_Passage shown:_
────────────────

    tropicalmama

    Answer by tropicalmama at 8:44 AM on Jun. 23, 2009

  • i still feel that way alot of the time. take some time away from them. dont start a relationship. you need time for yourself anyhow right? you dont need a man to make you happy (clearly they dont lol) but eventually mr. right will come along and he will make you feel lik a queen. i got lucky, even though my df makes me mad sometimes, he still treats me right, however, i still feel the same about most men, they r pigs. dont pay them any mind. their pigish-ness is not worth your time or anger.
    xhellxfirex495

    Answer by xhellxfirex495 at 8:49 AM on Jun. 23, 2009

  • If it's not normal than I will be abnormal with you. :)
    Anonymous

    Answer by Anonymous at 8:54 AM on Jun. 23, 2009

  • Take a break from men...and be patient.


    I have a cousin who was going through the same thing only she was wanting a married man who would always tell her he loved her and he was leaving his wife soon...Never happened.


    But yet she was very picky (nothing wrong with that but she kind of over did it) now she finally settled only bc she wanted a baby and now they are seperated I am sure bc of her. I once told her stop being so picky you are going to end up a lonely old woman.


    But for me in my case I was married (with no kids) then divorced him lived alone for 2 years and meeting jerks like you've mention finally I said to myself I am going to take it slow there is no rush on this and all turned out fine. GL

    Butterfly1108

    Answer by Butterfly1108 at 8:58 AM on Jun. 23, 2009

  • I think as you get older and go through those crappy relationships, you determine just what it is that you will and will not accept from a man. You also get more vocal about it so that when you are dating someone you can flat out say "That (behavior, belief, etc) is a deal breaker for me. Have a nice life." That's the purpose of dating, to find out if they stand up to your core beliefs. If not, simply don't accept them.

────────────────

_What the task requires:_ Reproduce the forum replies word for word, from "Answer by xhellxfirex495" up to and including "lonely old woman.".

_Supplied material:_
────────────────

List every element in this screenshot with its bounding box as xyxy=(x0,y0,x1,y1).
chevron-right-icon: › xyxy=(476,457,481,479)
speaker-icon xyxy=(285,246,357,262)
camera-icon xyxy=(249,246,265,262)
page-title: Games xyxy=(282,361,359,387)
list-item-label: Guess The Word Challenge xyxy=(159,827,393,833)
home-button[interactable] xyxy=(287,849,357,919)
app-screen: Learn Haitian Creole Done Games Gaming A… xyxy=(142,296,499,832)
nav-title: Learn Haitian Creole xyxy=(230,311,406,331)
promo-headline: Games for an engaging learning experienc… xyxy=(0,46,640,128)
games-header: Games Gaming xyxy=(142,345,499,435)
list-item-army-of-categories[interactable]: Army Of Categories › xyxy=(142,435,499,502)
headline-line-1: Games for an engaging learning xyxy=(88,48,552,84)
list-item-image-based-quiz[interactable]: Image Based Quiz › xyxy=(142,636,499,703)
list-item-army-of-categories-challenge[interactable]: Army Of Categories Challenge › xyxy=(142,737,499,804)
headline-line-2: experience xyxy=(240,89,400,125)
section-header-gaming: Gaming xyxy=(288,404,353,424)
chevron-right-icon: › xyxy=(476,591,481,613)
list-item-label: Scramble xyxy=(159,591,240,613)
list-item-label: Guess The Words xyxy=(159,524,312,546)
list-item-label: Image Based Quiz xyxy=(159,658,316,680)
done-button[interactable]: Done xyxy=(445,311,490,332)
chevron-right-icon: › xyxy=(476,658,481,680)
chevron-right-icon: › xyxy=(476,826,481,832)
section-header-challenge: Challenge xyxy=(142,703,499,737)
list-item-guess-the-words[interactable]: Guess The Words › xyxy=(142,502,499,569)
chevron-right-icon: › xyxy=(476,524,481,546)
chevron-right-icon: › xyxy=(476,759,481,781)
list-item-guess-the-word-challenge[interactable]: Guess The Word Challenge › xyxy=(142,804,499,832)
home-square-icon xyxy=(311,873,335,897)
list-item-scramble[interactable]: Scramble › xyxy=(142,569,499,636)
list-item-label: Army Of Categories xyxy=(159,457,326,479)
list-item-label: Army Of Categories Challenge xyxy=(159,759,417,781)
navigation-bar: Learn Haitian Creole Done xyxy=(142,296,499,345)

────────────────

_Output of the exercise:_
Answer by xhellxfirex495 at 8:49 AM on Jun. 23, 2009

  • If it's not normal than I will be abnormal with you. :)
    Anonymous

    Answer by Anonymous at 8:54 AM on Jun. 23, 2009

  • Take a break from men...and be patient.


    I have a cousin who was going through the same thing only she was wanting a married man who would always tell her he loved her and he was leaving his wife soon...Never happened.


    But yet she was very picky (nothing wrong with that but she kind of over did it) now she finally settled only bc she wanted a baby and now they are seperated I am sure bc of her. I once told her stop being so picky you are going to end up a lonely old woman.